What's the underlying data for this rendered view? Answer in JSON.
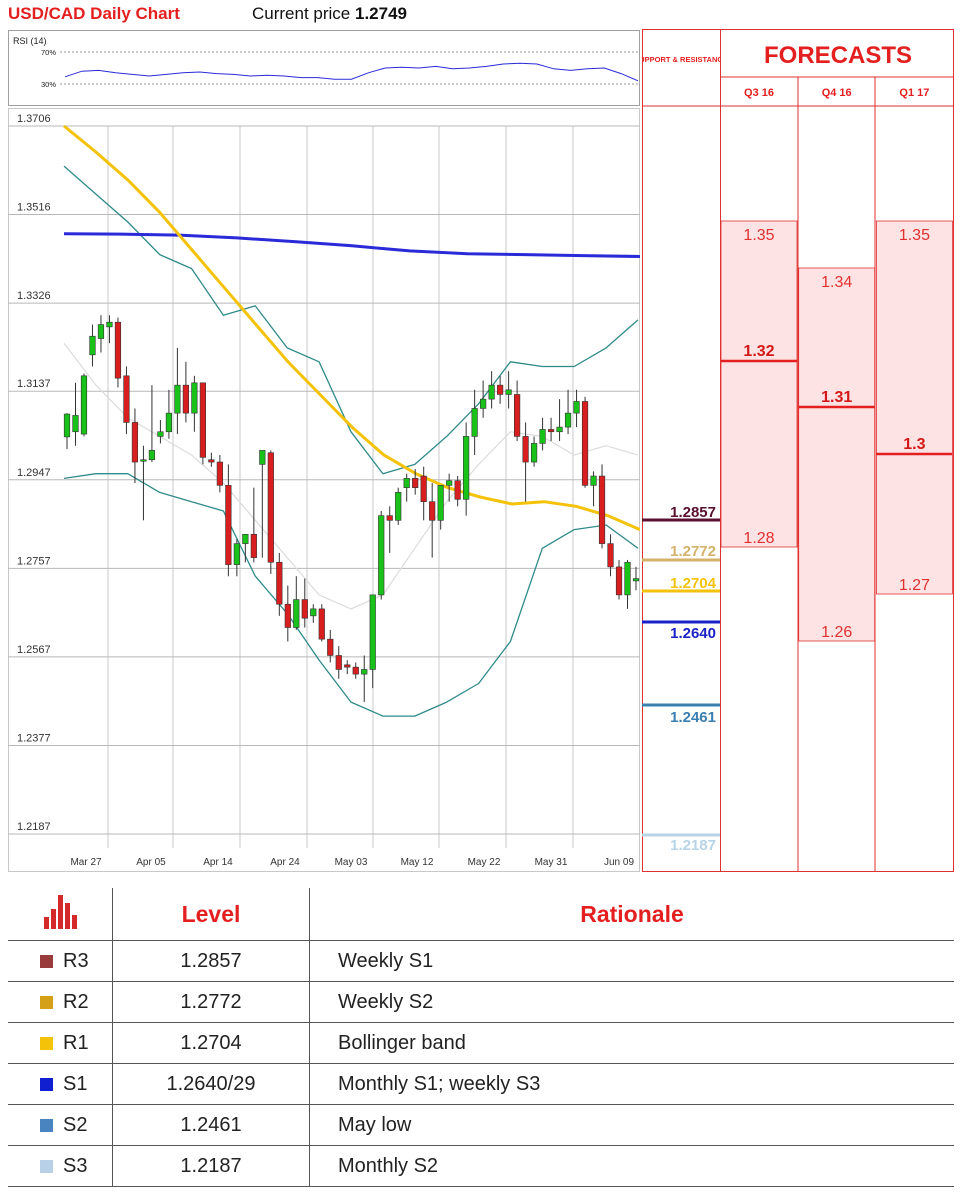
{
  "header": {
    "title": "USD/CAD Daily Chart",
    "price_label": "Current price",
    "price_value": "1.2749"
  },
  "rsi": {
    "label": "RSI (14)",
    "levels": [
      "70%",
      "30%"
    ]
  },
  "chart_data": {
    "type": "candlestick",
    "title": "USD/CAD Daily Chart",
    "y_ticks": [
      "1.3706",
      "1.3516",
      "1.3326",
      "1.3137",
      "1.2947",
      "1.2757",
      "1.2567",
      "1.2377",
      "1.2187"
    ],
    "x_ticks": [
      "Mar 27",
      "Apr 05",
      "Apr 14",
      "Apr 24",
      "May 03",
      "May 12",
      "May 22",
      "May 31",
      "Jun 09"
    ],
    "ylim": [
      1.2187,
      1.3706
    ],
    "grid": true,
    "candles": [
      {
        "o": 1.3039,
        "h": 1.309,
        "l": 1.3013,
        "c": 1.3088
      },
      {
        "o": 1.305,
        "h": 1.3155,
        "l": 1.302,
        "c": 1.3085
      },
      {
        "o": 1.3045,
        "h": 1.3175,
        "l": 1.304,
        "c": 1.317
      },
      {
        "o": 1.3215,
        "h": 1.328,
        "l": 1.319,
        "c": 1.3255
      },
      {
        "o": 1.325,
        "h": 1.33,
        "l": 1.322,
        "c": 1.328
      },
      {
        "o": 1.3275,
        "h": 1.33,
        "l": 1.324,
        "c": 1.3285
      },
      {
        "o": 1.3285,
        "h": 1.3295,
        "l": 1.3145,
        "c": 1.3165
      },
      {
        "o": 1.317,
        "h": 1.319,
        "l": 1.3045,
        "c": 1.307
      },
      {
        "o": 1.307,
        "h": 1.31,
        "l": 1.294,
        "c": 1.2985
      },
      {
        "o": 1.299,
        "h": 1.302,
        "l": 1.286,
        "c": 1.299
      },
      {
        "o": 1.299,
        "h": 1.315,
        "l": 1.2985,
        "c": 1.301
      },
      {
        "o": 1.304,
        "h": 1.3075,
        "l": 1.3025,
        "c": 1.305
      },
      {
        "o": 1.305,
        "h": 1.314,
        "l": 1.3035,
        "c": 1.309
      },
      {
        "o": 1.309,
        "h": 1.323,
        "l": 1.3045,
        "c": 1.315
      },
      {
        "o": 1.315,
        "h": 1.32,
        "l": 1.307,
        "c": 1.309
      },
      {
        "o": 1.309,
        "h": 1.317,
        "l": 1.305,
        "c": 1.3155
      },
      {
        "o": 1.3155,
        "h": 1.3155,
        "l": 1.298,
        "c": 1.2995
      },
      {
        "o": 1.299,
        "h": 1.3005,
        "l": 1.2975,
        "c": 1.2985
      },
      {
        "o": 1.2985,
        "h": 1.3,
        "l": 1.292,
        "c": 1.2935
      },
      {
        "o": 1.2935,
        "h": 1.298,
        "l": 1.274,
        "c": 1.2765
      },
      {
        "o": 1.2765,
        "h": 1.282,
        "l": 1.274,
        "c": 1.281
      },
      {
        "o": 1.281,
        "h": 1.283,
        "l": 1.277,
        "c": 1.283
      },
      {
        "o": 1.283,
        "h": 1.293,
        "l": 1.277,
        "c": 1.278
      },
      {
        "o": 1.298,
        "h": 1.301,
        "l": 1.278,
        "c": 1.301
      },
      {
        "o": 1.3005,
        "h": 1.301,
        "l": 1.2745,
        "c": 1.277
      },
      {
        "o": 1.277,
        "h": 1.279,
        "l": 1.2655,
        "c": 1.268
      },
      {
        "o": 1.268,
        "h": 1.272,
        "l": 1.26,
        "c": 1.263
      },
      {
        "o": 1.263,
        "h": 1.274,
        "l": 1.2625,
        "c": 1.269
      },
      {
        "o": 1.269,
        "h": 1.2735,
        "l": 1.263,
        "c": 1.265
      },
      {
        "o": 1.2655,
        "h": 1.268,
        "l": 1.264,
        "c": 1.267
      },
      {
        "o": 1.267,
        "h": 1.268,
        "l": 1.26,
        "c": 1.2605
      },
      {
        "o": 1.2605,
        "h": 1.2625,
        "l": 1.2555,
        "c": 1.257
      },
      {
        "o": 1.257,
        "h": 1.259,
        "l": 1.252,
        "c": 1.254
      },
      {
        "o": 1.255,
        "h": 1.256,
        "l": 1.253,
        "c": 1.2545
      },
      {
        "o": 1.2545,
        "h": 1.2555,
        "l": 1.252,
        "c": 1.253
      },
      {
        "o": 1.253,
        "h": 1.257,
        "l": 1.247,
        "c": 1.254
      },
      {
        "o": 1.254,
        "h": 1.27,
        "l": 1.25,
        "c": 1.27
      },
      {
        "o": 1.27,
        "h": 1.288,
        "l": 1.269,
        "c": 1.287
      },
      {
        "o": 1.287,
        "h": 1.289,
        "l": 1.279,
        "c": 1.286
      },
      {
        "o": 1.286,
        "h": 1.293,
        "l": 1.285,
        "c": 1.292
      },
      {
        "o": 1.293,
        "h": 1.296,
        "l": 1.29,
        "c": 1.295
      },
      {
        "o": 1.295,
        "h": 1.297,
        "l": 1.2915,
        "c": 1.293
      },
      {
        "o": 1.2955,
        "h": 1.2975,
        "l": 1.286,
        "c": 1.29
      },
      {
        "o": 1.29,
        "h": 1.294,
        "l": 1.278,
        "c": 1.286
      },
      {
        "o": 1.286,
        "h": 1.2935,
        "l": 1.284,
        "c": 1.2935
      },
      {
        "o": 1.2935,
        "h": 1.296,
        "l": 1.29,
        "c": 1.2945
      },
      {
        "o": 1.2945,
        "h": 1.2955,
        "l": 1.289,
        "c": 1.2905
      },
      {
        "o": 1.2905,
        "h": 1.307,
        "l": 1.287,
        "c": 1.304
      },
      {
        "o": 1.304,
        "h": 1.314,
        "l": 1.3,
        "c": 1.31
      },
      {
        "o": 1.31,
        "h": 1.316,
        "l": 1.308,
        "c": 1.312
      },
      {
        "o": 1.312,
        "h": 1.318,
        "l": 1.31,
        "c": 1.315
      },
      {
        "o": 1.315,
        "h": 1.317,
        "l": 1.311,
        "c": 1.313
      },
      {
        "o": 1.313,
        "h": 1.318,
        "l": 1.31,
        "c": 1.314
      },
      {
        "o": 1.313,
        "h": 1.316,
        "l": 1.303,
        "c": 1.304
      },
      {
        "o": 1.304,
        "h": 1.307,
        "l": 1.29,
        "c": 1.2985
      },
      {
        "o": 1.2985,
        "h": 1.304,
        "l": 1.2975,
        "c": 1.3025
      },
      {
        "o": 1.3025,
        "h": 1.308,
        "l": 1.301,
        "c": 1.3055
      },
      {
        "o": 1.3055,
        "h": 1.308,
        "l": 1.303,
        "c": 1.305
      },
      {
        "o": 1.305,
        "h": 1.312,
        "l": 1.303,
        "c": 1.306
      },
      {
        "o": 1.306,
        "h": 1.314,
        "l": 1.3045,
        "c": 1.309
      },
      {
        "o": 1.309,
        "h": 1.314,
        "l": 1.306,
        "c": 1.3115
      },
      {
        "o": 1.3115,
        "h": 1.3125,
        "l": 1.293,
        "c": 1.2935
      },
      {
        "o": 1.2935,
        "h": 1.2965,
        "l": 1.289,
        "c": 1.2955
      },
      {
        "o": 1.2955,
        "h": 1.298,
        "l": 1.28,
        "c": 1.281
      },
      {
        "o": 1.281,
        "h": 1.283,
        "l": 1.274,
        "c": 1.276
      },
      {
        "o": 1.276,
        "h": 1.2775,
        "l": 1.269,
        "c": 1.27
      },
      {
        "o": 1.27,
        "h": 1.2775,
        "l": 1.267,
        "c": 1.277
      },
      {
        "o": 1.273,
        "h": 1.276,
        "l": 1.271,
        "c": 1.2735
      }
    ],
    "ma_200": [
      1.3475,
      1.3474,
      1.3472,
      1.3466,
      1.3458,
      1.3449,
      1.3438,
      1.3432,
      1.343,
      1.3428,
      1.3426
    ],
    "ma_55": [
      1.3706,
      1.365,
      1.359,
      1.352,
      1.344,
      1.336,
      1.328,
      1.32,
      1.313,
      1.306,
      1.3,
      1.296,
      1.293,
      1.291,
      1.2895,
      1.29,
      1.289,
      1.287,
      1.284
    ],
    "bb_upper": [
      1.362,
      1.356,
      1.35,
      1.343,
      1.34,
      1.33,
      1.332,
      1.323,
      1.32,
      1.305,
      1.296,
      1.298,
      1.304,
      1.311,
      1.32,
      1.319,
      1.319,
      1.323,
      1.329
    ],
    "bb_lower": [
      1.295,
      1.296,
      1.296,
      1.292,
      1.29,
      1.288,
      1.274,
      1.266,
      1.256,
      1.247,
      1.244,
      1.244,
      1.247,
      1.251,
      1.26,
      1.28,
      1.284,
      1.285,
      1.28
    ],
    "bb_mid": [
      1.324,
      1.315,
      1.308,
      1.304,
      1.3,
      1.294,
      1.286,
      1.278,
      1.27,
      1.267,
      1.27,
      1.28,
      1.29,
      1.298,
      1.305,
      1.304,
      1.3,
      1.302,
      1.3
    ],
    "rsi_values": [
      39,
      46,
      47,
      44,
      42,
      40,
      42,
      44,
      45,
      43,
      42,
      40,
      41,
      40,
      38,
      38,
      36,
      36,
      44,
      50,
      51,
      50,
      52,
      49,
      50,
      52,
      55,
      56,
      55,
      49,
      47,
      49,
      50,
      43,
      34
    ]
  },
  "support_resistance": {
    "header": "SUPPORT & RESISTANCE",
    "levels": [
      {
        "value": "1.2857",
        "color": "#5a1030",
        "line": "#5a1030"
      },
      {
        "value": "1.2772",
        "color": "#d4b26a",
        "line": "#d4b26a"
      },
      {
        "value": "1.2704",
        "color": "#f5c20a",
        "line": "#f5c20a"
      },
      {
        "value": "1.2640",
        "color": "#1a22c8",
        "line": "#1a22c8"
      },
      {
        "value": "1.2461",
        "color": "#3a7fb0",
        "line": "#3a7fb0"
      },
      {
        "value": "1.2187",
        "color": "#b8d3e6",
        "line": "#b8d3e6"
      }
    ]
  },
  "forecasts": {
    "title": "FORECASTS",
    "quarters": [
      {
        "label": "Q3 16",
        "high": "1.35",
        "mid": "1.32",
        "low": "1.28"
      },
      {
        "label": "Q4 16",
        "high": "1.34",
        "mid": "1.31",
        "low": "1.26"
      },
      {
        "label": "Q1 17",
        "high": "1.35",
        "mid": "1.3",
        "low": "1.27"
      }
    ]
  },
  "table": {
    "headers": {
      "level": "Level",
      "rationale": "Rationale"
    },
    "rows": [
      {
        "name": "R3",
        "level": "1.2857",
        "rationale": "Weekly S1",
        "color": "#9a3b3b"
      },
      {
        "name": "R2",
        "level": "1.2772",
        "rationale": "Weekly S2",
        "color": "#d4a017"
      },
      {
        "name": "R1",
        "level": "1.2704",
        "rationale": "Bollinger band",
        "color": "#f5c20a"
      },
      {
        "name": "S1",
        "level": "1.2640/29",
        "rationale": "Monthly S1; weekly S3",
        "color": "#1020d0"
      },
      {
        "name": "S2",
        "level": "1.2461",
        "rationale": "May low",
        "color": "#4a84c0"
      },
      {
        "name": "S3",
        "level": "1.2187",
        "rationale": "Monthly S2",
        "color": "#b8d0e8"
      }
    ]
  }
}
_ _ _ _
● Stated exercise
State how many lines of the records above contain the word "rationale", and give only that number.

● Problem solution
7